>> START ITEMS
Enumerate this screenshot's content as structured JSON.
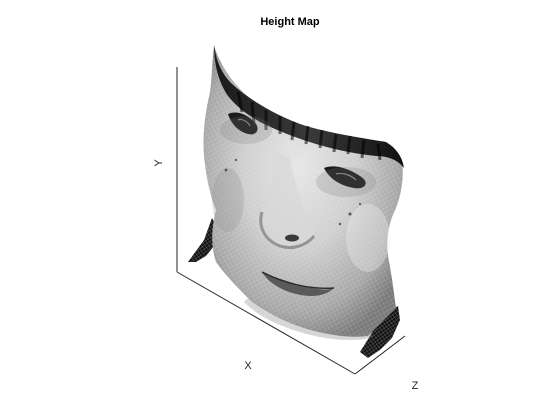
{
  "chart_data": {
    "type": "surface",
    "title": "Height Map",
    "xlabel": "X",
    "ylabel": "Y",
    "zlabel": "Z",
    "colormap": "grayscale",
    "mesh_edges": "white",
    "view": "3-D perspective, rotated",
    "grid": false,
    "subject": "human face surface"
  }
}
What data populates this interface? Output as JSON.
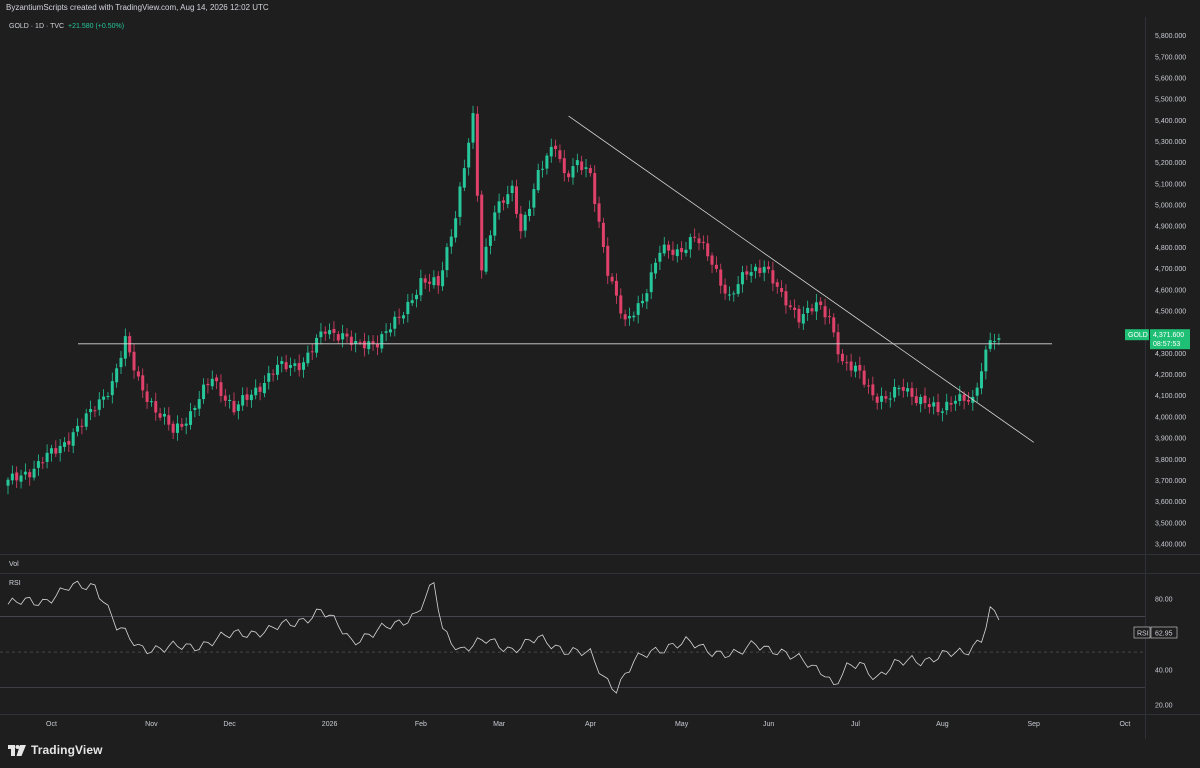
{
  "header": {
    "credit": "ByzantiumScripts created with TradingView.com, Aug 14, 2026 12:02 UTC"
  },
  "legend": {
    "symbol": "GOLD · 1D · TVC",
    "change": "+21.580 (+0.50%)"
  },
  "price_tag": {
    "symbol": "GOLD",
    "price": "4,371.600",
    "countdown": "08:57:53"
  },
  "panes": {
    "volume_label": "Vol",
    "rsi_label": "RSI",
    "rsi_value": "62.95"
  },
  "brand": {
    "name": "TradingView"
  },
  "colors": {
    "background": "#1e1e1e",
    "up": "#26c79a",
    "down": "#e0416a",
    "line": "#d7d7d7",
    "grid": "#363a45",
    "axis_text": "#c9ccd4",
    "price_tag_bg": "#1fbf75"
  },
  "chart_data": {
    "type": "candlestick",
    "price_axis": {
      "ticks": [
        "5,800.000",
        "5,700.000",
        "5,600.000",
        "5,500.000",
        "5,400.000",
        "5,300.000",
        "5,200.000",
        "5,100.000",
        "5,000.000",
        "4,900.000",
        "4,800.000",
        "4,700.000",
        "4,600.000",
        "4,500.000",
        "4,400.000",
        "4,300.000",
        "4,200.000",
        "4,100.000",
        "4,000.000",
        "3,900.000",
        "3,800.000",
        "3,700.000",
        "3,600.000",
        "3,500.000",
        "3,400.000"
      ],
      "ylim": [
        3400,
        5850
      ]
    },
    "time_axis": {
      "ticks": [
        "Oct",
        "Nov",
        "Dec",
        "2026",
        "Feb",
        "Mar",
        "Apr",
        "May",
        "Jun",
        "Jul",
        "Aug",
        "Sep",
        "Oct"
      ]
    },
    "rsi_axis": {
      "ticks": [
        "80.00",
        "40.00",
        "20.00"
      ],
      "ylim": [
        15,
        93
      ],
      "upper_band": 70,
      "mid_band": 50,
      "lower_band": 30
    },
    "ohlc_anchors": [
      [
        0,
        3690
      ],
      [
        6,
        3760
      ],
      [
        12,
        3860
      ],
      [
        18,
        3990
      ],
      [
        24,
        4160
      ],
      [
        27,
        4350
      ],
      [
        30,
        4180
      ],
      [
        34,
        4020
      ],
      [
        38,
        3940
      ],
      [
        42,
        4010
      ],
      [
        47,
        4190
      ],
      [
        52,
        4030
      ],
      [
        58,
        4150
      ],
      [
        62,
        4230
      ],
      [
        68,
        4260
      ],
      [
        73,
        4410
      ],
      [
        77,
        4390
      ],
      [
        80,
        4330
      ],
      [
        85,
        4360
      ],
      [
        90,
        4460
      ],
      [
        95,
        4640
      ],
      [
        99,
        4620
      ],
      [
        103,
        4960
      ],
      [
        107,
        5400
      ],
      [
        109,
        4700
      ],
      [
        112,
        4980
      ],
      [
        116,
        5060
      ],
      [
        118,
        4880
      ],
      [
        122,
        5150
      ],
      [
        126,
        5280
      ],
      [
        128,
        5150
      ],
      [
        131,
        5200
      ],
      [
        134,
        5130
      ],
      [
        138,
        4700
      ],
      [
        142,
        4430
      ],
      [
        146,
        4560
      ],
      [
        150,
        4780
      ],
      [
        154,
        4780
      ],
      [
        158,
        4850
      ],
      [
        162,
        4730
      ],
      [
        166,
        4560
      ],
      [
        170,
        4680
      ],
      [
        174,
        4720
      ],
      [
        178,
        4560
      ],
      [
        182,
        4480
      ],
      [
        186,
        4520
      ],
      [
        189,
        4470
      ],
      [
        192,
        4260
      ],
      [
        196,
        4200
      ],
      [
        199,
        4110
      ],
      [
        202,
        4080
      ],
      [
        206,
        4140
      ],
      [
        210,
        4080
      ],
      [
        214,
        4020
      ],
      [
        218,
        4100
      ],
      [
        222,
        4060
      ],
      [
        226,
        4390
      ],
      [
        228,
        4360
      ]
    ],
    "last_price": 4371.6,
    "horizontal_line": 4345,
    "trendline": [
      [
        129,
        5420
      ],
      [
        236,
        3880
      ]
    ],
    "rsi_anchors": [
      [
        0,
        77
      ],
      [
        8,
        79
      ],
      [
        14,
        86
      ],
      [
        20,
        88
      ],
      [
        22,
        80
      ],
      [
        25,
        64
      ],
      [
        30,
        53
      ],
      [
        36,
        52
      ],
      [
        42,
        53
      ],
      [
        48,
        57
      ],
      [
        54,
        61
      ],
      [
        60,
        62
      ],
      [
        66,
        67
      ],
      [
        72,
        73
      ],
      [
        76,
        65
      ],
      [
        79,
        57
      ],
      [
        84,
        60
      ],
      [
        90,
        67
      ],
      [
        94,
        72
      ],
      [
        98,
        88
      ],
      [
        100,
        62
      ],
      [
        104,
        52
      ],
      [
        110,
        56
      ],
      [
        116,
        52
      ],
      [
        122,
        57
      ],
      [
        128,
        52
      ],
      [
        134,
        48
      ],
      [
        137,
        36
      ],
      [
        140,
        30
      ],
      [
        144,
        44
      ],
      [
        148,
        50
      ],
      [
        152,
        54
      ],
      [
        156,
        55
      ],
      [
        160,
        52
      ],
      [
        164,
        50
      ],
      [
        168,
        48
      ],
      [
        172,
        55
      ],
      [
        176,
        52
      ],
      [
        180,
        47
      ],
      [
        184,
        44
      ],
      [
        188,
        39
      ],
      [
        190,
        30
      ],
      [
        193,
        40
      ],
      [
        196,
        44
      ],
      [
        200,
        36
      ],
      [
        204,
        42
      ],
      [
        208,
        46
      ],
      [
        212,
        46
      ],
      [
        216,
        48
      ],
      [
        220,
        50
      ],
      [
        224,
        58
      ],
      [
        226,
        73
      ],
      [
        228,
        69
      ]
    ]
  }
}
>> END ITEMS
■ EXERCISE DIRECTIONS: Pictures in the records must not appear in the copy; transcribe everything else precisely.

■ WRITTEN SOLUTION:
Enumerate this screenshot's content as structured JSON.
{
  "chart_data": {
    "type": "surface",
    "title": "Height Map",
    "xlabel": "X",
    "ylabel": "Y",
    "zlabel": "Z",
    "colormap": "grayscale",
    "mesh_edges": "white",
    "view": "3-D perspective, rotated",
    "grid": false,
    "subject": "human face surface"
  }
}
What data populates this interface? Output as JSON.
{
  "header": {
    "credit": "ByzantiumScripts created with TradingView.com, Aug 14, 2026 12:02 UTC"
  },
  "legend": {
    "symbol": "GOLD · 1D · TVC",
    "change": "+21.580 (+0.50%)"
  },
  "price_tag": {
    "symbol": "GOLD",
    "price": "4,371.600",
    "countdown": "08:57:53"
  },
  "panes": {
    "volume_label": "Vol",
    "rsi_label": "RSI",
    "rsi_value": "62.95"
  },
  "brand": {
    "name": "TradingView"
  },
  "colors": {
    "background": "#1e1e1e",
    "up": "#26c79a",
    "down": "#e0416a",
    "line": "#d7d7d7",
    "grid": "#363a45",
    "axis_text": "#c9ccd4",
    "price_tag_bg": "#1fbf75"
  },
  "chart_data": {
    "type": "candlestick",
    "price_axis": {
      "ticks": [
        "5,800.000",
        "5,700.000",
        "5,600.000",
        "5,500.000",
        "5,400.000",
        "5,300.000",
        "5,200.000",
        "5,100.000",
        "5,000.000",
        "4,900.000",
        "4,800.000",
        "4,700.000",
        "4,600.000",
        "4,500.000",
        "4,400.000",
        "4,300.000",
        "4,200.000",
        "4,100.000",
        "4,000.000",
        "3,900.000",
        "3,800.000",
        "3,700.000",
        "3,600.000",
        "3,500.000",
        "3,400.000"
      ],
      "ylim": [
        3400,
        5850
      ]
    },
    "time_axis": {
      "ticks": [
        "Oct",
        "Nov",
        "Dec",
        "2026",
        "Feb",
        "Mar",
        "Apr",
        "May",
        "Jun",
        "Jul",
        "Aug",
        "Sep",
        "Oct"
      ]
    },
    "rsi_axis": {
      "ticks": [
        "80.00",
        "40.00",
        "20.00"
      ],
      "ylim": [
        15,
        93
      ],
      "upper_band": 70,
      "mid_band": 50,
      "lower_band": 30
    },
    "ohlc_anchors": [
      [
        0,
        3690
      ],
      [
        6,
        3760
      ],
      [
        12,
        3860
      ],
      [
        18,
        3990
      ],
      [
        24,
        4160
      ],
      [
        27,
        4350
      ],
      [
        30,
        4180
      ],
      [
        34,
        4020
      ],
      [
        38,
        3940
      ],
      [
        42,
        4010
      ],
      [
        47,
        4190
      ],
      [
        52,
        4030
      ],
      [
        58,
        4150
      ],
      [
        62,
        4230
      ],
      [
        68,
        4260
      ],
      [
        73,
        4410
      ],
      [
        77,
        4390
      ],
      [
        80,
        4330
      ],
      [
        85,
        4360
      ],
      [
        90,
        4460
      ],
      [
        95,
        4640
      ],
      [
        99,
        4620
      ],
      [
        103,
        4960
      ],
      [
        107,
        5400
      ],
      [
        109,
        4700
      ],
      [
        112,
        4980
      ],
      [
        116,
        5060
      ],
      [
        118,
        4880
      ],
      [
        122,
        5150
      ],
      [
        126,
        5280
      ],
      [
        128,
        5150
      ],
      [
        131,
        5200
      ],
      [
        134,
        5130
      ],
      [
        138,
        4700
      ],
      [
        142,
        4430
      ],
      [
        146,
        4560
      ],
      [
        150,
        4780
      ],
      [
        154,
        4780
      ],
      [
        158,
        4850
      ],
      [
        162,
        4730
      ],
      [
        166,
        4560
      ],
      [
        170,
        4680
      ],
      [
        174,
        4720
      ],
      [
        178,
        4560
      ],
      [
        182,
        4480
      ],
      [
        186,
        4520
      ],
      [
        189,
        4470
      ],
      [
        192,
        4260
      ],
      [
        196,
        4200
      ],
      [
        199,
        4110
      ],
      [
        202,
        4080
      ],
      [
        206,
        4140
      ],
      [
        210,
        4080
      ],
      [
        214,
        4020
      ],
      [
        218,
        4100
      ],
      [
        222,
        4060
      ],
      [
        226,
        4390
      ],
      [
        228,
        4360
      ]
    ],
    "last_price": 4371.6,
    "horizontal_line": 4345,
    "trendline": [
      [
        129,
        5420
      ],
      [
        236,
        3880
      ]
    ],
    "rsi_anchors": [
      [
        0,
        77
      ],
      [
        8,
        79
      ],
      [
        14,
        86
      ],
      [
        20,
        88
      ],
      [
        22,
        80
      ],
      [
        25,
        64
      ],
      [
        30,
        53
      ],
      [
        36,
        52
      ],
      [
        42,
        53
      ],
      [
        48,
        57
      ],
      [
        54,
        61
      ],
      [
        60,
        62
      ],
      [
        66,
        67
      ],
      [
        72,
        73
      ],
      [
        76,
        65
      ],
      [
        79,
        57
      ],
      [
        84,
        60
      ],
      [
        90,
        67
      ],
      [
        94,
        72
      ],
      [
        98,
        88
      ],
      [
        100,
        62
      ],
      [
        104,
        52
      ],
      [
        110,
        56
      ],
      [
        116,
        52
      ],
      [
        122,
        57
      ],
      [
        128,
        52
      ],
      [
        134,
        48
      ],
      [
        137,
        36
      ],
      [
        140,
        30
      ],
      [
        144,
        44
      ],
      [
        148,
        50
      ],
      [
        152,
        54
      ],
      [
        156,
        55
      ],
      [
        160,
        52
      ],
      [
        164,
        50
      ],
      [
        168,
        48
      ],
      [
        172,
        55
      ],
      [
        176,
        52
      ],
      [
        180,
        47
      ],
      [
        184,
        44
      ],
      [
        188,
        39
      ],
      [
        190,
        30
      ],
      [
        193,
        40
      ],
      [
        196,
        44
      ],
      [
        200,
        36
      ],
      [
        204,
        42
      ],
      [
        208,
        46
      ],
      [
        212,
        46
      ],
      [
        216,
        48
      ],
      [
        220,
        50
      ],
      [
        224,
        58
      ],
      [
        226,
        73
      ],
      [
        228,
        69
      ]
    ]
  }
}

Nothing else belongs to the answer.